DIRECTIONS FOR THIS TASK: Write out each line unchanged, from the first line through the line containing "384, 473, 398]", including both of those lines.

GIVEN DATA:

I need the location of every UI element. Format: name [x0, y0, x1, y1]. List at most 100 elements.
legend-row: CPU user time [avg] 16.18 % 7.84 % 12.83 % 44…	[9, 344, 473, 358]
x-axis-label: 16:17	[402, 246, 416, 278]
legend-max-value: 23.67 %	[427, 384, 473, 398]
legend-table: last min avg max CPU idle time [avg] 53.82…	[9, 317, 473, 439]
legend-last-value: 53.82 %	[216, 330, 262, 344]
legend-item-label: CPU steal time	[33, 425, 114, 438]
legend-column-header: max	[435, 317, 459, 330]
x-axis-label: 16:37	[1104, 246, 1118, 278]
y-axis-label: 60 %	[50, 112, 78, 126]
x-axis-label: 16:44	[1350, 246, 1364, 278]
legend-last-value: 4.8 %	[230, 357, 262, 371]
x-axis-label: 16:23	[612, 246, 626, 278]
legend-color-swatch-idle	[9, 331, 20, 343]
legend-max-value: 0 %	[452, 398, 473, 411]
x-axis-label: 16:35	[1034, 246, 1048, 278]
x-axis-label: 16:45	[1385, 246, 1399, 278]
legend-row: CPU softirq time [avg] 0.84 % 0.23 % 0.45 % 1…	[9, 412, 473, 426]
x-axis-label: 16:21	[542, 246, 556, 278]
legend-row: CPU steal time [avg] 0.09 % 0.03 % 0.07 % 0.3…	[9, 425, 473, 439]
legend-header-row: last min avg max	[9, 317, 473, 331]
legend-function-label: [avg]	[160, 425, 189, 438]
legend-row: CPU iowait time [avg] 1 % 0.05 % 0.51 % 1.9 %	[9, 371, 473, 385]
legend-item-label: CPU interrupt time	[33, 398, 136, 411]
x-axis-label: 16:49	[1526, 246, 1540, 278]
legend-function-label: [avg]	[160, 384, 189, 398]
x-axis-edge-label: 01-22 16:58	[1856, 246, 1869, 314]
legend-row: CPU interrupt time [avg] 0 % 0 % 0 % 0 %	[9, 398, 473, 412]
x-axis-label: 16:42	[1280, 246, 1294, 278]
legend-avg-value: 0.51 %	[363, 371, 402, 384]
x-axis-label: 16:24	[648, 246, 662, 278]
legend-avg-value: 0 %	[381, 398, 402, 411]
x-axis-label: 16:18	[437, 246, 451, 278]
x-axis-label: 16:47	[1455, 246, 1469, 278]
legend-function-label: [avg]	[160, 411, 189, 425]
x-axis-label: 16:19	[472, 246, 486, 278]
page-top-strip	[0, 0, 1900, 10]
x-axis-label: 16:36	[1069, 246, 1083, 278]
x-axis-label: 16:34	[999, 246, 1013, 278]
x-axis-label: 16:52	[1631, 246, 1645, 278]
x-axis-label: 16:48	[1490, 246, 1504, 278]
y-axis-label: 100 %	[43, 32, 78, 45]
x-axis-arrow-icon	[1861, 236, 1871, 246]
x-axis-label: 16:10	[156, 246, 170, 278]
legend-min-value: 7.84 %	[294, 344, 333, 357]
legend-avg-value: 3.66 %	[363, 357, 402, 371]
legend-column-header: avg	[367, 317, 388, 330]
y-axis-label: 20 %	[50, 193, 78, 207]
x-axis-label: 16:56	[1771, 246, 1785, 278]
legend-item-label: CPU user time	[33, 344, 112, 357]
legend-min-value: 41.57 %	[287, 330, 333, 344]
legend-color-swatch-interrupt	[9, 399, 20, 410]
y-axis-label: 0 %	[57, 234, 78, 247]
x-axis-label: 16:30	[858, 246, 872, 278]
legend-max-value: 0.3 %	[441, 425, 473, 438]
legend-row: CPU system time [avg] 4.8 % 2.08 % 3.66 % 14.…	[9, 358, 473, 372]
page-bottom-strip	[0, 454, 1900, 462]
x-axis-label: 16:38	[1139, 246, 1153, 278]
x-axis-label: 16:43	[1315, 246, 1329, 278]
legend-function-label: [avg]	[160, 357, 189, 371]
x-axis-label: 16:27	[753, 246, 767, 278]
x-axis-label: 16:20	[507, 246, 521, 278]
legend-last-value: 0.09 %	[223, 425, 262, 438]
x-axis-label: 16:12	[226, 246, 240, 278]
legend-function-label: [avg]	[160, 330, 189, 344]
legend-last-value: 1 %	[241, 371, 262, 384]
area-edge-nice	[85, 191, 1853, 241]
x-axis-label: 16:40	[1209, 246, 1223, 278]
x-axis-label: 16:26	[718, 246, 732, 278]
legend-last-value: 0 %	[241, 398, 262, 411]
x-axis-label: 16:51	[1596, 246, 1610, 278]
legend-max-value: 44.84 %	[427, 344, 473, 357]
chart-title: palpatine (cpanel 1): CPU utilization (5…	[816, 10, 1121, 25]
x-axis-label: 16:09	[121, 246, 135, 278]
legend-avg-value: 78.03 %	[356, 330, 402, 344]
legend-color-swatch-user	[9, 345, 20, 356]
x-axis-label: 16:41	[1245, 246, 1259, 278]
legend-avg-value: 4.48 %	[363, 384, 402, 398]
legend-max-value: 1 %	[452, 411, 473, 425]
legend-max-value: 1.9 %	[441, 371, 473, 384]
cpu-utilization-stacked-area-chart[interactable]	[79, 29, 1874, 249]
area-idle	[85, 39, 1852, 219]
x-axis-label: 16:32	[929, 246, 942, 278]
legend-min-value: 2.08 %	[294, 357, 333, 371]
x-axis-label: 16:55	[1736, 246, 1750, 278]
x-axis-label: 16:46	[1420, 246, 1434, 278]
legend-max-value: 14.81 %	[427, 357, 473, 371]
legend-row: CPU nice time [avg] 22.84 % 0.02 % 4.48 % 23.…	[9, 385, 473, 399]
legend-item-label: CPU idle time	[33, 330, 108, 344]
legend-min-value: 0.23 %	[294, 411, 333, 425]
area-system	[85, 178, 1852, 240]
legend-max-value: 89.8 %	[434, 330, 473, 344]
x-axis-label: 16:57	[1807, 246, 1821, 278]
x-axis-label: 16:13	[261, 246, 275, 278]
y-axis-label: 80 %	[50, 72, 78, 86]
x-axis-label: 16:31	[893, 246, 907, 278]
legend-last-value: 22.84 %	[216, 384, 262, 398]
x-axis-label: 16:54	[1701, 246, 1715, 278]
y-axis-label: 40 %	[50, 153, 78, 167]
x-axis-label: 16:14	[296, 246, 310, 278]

CORRECT ANSWER:
I need the location of every UI element. Format: name [x0, y0, x1, y1]. List at most 100 elements.
legend-row: CPU user time [avg] 16.18 % 7.84 % 12.83 % 44…	[9, 344, 473, 358]
x-axis-label: 16:17	[402, 246, 416, 278]
legend-max-value: 23.67 %	[427, 384, 473, 398]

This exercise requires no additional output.